- Required task: Filter this material down to the lines that hold "Arabic", copying each one.

- Supplied data:
================

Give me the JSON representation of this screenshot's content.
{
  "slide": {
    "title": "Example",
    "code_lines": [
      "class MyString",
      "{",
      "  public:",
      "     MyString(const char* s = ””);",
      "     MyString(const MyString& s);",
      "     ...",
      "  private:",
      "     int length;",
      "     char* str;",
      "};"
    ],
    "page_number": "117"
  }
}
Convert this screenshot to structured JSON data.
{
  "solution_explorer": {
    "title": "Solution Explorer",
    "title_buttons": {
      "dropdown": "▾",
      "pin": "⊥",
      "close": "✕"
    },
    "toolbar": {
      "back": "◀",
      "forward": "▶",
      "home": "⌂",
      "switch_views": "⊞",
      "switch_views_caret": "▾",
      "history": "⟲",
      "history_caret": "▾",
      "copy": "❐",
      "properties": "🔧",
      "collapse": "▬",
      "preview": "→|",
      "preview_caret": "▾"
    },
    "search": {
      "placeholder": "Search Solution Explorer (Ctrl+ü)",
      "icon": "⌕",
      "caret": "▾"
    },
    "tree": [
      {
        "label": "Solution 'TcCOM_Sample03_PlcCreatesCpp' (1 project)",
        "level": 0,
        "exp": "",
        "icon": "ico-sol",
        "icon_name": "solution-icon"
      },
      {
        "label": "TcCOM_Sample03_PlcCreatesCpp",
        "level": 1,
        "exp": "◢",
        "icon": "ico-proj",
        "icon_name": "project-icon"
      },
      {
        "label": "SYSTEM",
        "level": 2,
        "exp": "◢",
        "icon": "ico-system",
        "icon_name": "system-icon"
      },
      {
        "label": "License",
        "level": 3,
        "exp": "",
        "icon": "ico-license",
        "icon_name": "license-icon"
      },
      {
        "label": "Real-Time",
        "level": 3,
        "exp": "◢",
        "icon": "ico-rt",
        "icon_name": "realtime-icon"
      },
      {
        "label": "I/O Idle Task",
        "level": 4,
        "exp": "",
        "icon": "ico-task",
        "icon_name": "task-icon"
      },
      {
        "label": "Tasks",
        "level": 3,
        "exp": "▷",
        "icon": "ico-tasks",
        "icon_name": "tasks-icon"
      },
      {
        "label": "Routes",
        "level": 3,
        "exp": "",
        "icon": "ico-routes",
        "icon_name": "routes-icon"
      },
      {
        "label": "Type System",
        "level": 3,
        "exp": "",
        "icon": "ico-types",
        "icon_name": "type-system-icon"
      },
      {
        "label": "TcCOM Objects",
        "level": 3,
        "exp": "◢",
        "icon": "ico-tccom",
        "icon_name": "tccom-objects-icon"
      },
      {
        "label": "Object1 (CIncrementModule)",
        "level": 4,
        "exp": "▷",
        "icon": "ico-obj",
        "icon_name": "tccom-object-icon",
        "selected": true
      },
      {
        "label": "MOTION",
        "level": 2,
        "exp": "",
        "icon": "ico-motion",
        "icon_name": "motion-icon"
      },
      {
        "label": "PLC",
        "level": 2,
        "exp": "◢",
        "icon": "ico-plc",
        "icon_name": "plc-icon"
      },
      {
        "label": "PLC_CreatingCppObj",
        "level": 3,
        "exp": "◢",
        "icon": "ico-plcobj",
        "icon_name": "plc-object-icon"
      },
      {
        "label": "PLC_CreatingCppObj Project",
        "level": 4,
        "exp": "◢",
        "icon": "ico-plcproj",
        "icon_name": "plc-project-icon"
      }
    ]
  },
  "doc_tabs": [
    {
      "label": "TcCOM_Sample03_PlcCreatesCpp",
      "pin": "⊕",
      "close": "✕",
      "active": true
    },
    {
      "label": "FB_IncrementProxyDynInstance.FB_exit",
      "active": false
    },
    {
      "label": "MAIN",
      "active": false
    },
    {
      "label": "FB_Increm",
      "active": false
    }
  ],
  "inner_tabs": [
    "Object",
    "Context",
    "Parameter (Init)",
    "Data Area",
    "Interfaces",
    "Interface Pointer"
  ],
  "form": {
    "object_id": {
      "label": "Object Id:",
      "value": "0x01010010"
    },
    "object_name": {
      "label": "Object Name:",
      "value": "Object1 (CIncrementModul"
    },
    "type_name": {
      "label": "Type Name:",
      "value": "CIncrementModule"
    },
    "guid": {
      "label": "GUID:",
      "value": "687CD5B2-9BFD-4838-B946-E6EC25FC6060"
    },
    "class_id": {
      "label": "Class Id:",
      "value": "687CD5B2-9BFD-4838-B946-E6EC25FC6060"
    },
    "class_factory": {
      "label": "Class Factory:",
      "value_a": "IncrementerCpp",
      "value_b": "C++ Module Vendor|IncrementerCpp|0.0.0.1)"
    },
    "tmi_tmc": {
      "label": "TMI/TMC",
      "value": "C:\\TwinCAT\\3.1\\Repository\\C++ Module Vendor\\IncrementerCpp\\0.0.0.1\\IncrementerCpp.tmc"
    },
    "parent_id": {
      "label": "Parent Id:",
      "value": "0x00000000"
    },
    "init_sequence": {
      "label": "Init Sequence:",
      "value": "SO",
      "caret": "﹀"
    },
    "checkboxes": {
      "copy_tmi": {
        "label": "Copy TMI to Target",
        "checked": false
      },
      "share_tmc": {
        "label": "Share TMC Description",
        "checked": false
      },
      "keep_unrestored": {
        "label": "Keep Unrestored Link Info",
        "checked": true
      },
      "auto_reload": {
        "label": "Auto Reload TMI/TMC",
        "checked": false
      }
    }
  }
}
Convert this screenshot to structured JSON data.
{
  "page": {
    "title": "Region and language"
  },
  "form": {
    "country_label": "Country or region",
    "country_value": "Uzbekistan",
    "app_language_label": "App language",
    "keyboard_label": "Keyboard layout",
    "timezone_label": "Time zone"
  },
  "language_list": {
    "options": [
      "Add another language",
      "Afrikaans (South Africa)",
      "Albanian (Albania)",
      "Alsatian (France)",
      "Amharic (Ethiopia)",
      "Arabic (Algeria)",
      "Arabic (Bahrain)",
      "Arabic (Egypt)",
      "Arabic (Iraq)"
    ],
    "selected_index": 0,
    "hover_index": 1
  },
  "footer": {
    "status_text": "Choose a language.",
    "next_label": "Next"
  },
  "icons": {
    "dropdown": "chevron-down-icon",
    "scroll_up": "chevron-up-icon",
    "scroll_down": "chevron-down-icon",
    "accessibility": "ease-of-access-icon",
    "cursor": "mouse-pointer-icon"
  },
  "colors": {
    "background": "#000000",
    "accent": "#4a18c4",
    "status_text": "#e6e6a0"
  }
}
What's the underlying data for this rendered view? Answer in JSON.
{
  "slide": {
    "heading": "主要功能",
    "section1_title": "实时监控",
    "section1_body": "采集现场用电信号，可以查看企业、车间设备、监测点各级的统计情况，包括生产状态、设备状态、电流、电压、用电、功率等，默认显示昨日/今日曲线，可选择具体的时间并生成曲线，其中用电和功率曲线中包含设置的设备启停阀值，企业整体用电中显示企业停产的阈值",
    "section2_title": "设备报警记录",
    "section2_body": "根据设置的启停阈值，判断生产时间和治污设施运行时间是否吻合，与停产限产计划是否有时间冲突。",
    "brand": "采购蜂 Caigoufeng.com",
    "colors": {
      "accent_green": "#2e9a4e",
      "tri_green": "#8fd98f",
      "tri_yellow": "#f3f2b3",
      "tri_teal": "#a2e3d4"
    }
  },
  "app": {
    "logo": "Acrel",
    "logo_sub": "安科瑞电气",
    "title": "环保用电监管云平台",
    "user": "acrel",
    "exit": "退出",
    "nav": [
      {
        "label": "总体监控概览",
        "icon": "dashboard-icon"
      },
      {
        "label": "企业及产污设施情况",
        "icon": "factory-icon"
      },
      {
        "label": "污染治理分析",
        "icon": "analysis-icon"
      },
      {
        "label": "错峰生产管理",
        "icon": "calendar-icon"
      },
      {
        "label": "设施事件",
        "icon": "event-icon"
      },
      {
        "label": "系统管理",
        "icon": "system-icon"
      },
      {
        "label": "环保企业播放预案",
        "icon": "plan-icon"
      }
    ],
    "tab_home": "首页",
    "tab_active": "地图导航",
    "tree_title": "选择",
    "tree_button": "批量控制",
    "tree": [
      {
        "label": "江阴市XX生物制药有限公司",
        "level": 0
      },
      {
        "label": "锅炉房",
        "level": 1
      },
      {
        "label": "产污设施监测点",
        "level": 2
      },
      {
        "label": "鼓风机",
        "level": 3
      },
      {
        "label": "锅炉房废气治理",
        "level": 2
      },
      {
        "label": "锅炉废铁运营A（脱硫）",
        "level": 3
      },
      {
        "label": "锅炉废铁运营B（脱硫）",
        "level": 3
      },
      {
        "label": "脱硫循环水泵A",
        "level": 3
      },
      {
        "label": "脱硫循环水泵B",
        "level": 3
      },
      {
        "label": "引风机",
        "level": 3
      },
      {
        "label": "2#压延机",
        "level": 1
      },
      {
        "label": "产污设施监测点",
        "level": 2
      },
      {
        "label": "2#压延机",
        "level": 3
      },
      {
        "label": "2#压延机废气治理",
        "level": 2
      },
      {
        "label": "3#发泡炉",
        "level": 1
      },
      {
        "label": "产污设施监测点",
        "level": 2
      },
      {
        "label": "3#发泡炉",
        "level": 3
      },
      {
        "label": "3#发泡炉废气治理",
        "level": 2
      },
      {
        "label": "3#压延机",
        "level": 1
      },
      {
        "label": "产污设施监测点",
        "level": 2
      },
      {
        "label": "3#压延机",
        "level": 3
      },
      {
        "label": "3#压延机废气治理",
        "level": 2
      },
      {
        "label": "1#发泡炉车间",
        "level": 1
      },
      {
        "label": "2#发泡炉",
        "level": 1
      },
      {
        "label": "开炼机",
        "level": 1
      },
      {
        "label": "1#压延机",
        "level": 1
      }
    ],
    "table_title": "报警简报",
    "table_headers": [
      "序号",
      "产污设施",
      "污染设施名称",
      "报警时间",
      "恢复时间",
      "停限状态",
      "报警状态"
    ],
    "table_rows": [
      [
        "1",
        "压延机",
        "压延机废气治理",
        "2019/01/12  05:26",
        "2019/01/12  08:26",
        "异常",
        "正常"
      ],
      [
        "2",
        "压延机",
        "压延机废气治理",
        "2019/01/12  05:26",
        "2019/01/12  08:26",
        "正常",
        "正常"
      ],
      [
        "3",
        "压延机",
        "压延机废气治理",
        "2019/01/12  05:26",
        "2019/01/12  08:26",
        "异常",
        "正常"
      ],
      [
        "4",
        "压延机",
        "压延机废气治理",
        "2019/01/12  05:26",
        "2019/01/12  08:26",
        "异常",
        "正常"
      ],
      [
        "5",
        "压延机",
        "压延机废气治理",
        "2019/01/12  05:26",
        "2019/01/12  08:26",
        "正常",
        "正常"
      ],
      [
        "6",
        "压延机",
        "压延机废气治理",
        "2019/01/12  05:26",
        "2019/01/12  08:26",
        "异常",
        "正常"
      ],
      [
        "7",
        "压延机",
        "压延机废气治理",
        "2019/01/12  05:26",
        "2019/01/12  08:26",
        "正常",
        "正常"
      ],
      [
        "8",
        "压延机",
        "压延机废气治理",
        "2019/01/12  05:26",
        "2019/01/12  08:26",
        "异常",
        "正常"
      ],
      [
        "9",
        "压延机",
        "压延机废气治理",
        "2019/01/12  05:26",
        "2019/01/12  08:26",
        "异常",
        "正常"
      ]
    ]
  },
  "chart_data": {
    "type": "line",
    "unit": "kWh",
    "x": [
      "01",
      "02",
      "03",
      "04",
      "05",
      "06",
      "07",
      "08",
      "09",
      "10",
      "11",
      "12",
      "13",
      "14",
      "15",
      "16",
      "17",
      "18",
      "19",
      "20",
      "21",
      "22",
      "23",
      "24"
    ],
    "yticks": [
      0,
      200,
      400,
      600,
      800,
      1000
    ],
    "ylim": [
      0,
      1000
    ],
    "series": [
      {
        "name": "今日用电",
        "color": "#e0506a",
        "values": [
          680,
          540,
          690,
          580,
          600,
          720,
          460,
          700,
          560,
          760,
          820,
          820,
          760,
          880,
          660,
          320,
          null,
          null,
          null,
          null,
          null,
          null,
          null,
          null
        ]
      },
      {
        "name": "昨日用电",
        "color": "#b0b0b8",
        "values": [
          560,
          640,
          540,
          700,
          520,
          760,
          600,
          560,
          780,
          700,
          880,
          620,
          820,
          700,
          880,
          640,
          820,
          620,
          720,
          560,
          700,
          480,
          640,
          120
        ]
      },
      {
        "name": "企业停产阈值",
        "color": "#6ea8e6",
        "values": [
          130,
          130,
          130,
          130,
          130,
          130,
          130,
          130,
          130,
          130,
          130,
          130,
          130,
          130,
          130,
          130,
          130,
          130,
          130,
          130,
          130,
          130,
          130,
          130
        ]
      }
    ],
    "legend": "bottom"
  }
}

================

- In response:
      "Arabic (Algeria)",
      "Arabic (Bahrain)",
      "Arabic (Egypt)",
      "Arabic (Iraq)"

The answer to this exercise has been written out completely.